Entries supplied —
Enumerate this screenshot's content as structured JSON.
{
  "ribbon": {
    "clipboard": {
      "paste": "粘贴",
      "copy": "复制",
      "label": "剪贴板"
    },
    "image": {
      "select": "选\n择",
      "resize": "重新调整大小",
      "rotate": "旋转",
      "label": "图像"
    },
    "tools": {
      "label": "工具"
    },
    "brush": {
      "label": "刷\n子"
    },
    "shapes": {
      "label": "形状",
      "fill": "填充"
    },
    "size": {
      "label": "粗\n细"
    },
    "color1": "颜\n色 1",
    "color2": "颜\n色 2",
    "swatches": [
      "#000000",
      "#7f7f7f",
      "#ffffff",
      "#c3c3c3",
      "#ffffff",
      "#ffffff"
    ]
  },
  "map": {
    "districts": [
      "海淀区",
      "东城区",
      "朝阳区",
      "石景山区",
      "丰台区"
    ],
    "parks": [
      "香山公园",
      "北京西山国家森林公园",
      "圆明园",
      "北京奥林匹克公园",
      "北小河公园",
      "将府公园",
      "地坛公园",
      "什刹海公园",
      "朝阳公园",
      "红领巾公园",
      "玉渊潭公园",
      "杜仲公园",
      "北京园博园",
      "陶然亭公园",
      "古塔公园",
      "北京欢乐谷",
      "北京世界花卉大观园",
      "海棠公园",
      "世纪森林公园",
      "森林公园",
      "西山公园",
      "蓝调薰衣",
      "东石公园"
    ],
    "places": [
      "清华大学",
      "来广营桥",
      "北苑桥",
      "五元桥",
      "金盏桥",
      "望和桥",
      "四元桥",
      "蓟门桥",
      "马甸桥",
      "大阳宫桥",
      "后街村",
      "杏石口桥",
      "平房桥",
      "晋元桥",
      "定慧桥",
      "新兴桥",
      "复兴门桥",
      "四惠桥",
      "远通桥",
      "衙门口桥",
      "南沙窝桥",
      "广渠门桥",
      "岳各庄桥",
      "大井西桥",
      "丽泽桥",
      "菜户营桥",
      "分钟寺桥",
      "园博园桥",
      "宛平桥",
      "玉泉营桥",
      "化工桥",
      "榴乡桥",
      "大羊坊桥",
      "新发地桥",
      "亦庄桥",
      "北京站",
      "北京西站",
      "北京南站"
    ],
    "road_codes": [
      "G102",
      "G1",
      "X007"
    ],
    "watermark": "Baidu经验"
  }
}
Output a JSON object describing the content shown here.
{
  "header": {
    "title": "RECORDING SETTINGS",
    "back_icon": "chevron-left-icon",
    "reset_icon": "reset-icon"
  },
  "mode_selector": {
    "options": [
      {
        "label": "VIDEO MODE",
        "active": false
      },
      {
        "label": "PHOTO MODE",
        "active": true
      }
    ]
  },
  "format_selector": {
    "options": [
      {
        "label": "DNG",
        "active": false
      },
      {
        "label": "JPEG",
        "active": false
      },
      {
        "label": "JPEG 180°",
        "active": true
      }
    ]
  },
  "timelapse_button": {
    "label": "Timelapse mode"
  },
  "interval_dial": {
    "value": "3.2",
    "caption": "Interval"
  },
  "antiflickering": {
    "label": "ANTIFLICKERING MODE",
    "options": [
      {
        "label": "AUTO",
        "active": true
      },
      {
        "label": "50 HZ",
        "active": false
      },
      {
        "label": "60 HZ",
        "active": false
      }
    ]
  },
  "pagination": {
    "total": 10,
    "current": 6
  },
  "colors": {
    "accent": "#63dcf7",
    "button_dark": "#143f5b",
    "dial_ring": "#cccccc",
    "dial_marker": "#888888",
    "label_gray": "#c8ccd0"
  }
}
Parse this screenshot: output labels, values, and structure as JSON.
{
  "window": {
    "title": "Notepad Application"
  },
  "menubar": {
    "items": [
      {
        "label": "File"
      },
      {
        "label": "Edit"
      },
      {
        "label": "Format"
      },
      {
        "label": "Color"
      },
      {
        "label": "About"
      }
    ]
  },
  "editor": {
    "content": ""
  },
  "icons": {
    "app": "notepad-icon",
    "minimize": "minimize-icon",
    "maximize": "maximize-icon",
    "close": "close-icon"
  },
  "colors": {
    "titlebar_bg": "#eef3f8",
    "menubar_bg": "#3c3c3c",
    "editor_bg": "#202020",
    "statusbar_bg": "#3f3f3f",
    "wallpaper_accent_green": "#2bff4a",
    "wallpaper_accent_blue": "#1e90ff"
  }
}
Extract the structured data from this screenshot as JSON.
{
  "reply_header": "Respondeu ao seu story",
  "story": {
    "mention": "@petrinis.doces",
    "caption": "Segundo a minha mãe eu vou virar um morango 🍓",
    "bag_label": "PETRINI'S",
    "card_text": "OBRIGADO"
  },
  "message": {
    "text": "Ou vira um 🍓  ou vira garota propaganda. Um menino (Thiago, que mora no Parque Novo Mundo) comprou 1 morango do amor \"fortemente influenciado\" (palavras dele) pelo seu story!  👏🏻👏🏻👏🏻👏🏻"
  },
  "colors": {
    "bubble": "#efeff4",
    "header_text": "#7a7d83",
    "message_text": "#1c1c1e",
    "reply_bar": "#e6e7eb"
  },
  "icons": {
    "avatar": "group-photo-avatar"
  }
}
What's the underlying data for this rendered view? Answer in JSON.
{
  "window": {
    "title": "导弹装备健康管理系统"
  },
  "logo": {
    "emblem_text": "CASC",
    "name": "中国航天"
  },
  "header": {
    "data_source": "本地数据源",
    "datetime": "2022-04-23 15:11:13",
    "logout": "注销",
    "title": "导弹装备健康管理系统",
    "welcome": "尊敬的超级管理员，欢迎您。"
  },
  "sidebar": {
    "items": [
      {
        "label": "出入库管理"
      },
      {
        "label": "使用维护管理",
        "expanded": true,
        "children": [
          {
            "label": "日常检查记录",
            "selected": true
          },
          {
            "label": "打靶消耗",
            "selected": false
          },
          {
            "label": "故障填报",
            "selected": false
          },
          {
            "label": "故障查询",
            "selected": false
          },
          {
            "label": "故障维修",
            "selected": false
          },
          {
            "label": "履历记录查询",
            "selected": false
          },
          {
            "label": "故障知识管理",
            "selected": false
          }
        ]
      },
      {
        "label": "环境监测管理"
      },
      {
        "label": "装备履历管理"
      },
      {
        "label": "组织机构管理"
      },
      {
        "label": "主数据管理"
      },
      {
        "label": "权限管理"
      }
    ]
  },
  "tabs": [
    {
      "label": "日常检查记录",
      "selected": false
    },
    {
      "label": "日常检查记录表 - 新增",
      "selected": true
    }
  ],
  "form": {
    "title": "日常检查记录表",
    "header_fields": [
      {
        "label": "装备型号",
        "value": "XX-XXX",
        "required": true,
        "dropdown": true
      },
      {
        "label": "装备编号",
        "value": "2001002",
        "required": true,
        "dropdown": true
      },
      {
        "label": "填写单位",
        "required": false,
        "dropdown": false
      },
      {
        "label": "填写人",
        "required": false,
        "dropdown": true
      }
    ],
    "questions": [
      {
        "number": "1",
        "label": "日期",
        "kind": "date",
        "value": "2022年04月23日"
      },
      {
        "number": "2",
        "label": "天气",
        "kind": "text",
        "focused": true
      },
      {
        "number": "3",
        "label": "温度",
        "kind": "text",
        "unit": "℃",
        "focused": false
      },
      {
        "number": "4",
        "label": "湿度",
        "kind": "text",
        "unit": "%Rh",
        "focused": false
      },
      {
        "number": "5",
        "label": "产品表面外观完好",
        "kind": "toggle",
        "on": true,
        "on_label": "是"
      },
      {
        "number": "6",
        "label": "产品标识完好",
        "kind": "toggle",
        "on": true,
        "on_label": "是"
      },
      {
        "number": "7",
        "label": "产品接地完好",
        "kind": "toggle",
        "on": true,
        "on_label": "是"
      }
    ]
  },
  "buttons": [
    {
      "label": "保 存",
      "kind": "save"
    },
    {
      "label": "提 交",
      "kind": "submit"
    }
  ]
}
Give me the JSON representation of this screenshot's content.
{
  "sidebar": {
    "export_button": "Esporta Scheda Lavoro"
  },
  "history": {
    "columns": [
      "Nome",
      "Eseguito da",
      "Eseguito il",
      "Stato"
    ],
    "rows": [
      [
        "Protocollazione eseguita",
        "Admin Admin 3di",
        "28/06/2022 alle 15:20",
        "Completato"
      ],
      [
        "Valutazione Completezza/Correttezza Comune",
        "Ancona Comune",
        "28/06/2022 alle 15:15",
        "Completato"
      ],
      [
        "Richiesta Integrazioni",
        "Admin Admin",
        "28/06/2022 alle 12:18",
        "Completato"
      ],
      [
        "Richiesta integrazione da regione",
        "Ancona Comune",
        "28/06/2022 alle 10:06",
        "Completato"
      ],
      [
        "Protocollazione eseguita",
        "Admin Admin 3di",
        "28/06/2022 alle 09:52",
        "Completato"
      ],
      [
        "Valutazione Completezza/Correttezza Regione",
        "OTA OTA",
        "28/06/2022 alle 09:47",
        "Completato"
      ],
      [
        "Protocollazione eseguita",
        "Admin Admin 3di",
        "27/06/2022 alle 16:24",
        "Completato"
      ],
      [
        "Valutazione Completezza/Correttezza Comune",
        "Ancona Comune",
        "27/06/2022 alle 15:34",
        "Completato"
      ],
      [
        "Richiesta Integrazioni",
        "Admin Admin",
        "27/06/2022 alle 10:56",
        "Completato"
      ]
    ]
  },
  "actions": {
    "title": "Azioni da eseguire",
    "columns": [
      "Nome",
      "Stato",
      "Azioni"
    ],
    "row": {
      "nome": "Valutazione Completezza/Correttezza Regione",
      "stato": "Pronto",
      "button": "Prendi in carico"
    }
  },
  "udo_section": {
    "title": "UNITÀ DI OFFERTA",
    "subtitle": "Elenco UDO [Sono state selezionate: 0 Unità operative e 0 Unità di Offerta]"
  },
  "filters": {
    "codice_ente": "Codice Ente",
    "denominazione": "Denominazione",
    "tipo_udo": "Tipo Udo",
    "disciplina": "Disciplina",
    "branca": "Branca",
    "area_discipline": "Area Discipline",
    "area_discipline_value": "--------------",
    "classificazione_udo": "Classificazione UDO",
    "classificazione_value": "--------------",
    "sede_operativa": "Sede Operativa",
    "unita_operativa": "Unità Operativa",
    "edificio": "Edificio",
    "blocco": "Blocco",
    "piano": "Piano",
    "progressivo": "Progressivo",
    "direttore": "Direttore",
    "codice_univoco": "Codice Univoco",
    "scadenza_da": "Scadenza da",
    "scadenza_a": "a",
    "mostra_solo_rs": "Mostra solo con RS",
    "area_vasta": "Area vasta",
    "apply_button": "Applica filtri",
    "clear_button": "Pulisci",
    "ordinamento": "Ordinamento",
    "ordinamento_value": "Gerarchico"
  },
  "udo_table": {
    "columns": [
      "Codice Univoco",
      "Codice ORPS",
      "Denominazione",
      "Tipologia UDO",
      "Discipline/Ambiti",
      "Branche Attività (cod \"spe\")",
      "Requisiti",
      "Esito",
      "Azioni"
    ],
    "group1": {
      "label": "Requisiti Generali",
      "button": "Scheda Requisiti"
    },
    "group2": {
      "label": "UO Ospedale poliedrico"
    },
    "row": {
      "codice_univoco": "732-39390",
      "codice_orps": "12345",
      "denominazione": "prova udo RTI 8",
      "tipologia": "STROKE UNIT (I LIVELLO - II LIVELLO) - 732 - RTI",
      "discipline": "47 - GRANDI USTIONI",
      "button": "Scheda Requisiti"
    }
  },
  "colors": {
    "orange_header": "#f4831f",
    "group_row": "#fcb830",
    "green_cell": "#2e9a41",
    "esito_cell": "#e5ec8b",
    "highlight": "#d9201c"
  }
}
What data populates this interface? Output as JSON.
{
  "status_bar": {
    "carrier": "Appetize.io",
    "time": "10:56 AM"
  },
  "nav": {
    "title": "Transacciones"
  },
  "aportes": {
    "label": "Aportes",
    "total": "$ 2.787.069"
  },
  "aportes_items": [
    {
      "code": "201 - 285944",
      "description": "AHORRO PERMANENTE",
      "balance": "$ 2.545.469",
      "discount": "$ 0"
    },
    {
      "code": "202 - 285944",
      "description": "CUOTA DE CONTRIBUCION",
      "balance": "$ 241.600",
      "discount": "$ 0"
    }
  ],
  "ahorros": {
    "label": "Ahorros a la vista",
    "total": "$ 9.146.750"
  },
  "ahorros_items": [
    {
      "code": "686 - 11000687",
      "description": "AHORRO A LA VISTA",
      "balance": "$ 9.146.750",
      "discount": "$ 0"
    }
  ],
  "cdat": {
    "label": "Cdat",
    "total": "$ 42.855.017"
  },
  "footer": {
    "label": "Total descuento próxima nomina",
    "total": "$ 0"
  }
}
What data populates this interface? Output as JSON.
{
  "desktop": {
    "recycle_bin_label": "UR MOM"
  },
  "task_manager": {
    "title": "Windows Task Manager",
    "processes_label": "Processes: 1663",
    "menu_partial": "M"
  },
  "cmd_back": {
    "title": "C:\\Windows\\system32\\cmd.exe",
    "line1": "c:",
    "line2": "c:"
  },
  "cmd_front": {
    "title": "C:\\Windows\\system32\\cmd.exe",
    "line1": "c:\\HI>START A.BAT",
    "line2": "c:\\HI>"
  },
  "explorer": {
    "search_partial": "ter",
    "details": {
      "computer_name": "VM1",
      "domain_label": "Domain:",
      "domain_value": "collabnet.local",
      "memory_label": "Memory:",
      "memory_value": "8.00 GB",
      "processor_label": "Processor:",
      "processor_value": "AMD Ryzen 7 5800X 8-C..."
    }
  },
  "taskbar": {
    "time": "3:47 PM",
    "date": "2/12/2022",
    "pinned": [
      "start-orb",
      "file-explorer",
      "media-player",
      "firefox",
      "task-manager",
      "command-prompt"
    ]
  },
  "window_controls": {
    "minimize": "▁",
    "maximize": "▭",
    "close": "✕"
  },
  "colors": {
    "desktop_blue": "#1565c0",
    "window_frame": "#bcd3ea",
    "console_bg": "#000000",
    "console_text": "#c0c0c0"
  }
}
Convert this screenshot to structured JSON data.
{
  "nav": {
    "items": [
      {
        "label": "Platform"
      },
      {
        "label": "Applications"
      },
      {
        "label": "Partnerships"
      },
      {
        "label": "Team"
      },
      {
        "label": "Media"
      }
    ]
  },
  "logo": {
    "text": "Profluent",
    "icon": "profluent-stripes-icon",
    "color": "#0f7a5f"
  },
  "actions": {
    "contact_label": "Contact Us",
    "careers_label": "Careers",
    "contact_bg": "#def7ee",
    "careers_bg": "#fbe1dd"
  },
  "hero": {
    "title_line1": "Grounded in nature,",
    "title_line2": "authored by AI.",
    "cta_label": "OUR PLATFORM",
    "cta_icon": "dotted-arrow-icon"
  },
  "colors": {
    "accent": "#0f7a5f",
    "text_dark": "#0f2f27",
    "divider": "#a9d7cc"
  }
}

What you need to do — Return all lines with the word "Correttezza" in them.

Exercise response —
        "Valutazione Completezza/Correttezza Comune",
        "Valutazione Completezza/Correttezza Regione",
        "Valutazione Completezza/Correttezza Comune",
      "nome": "Valutazione Completezza/Correttezza Regione",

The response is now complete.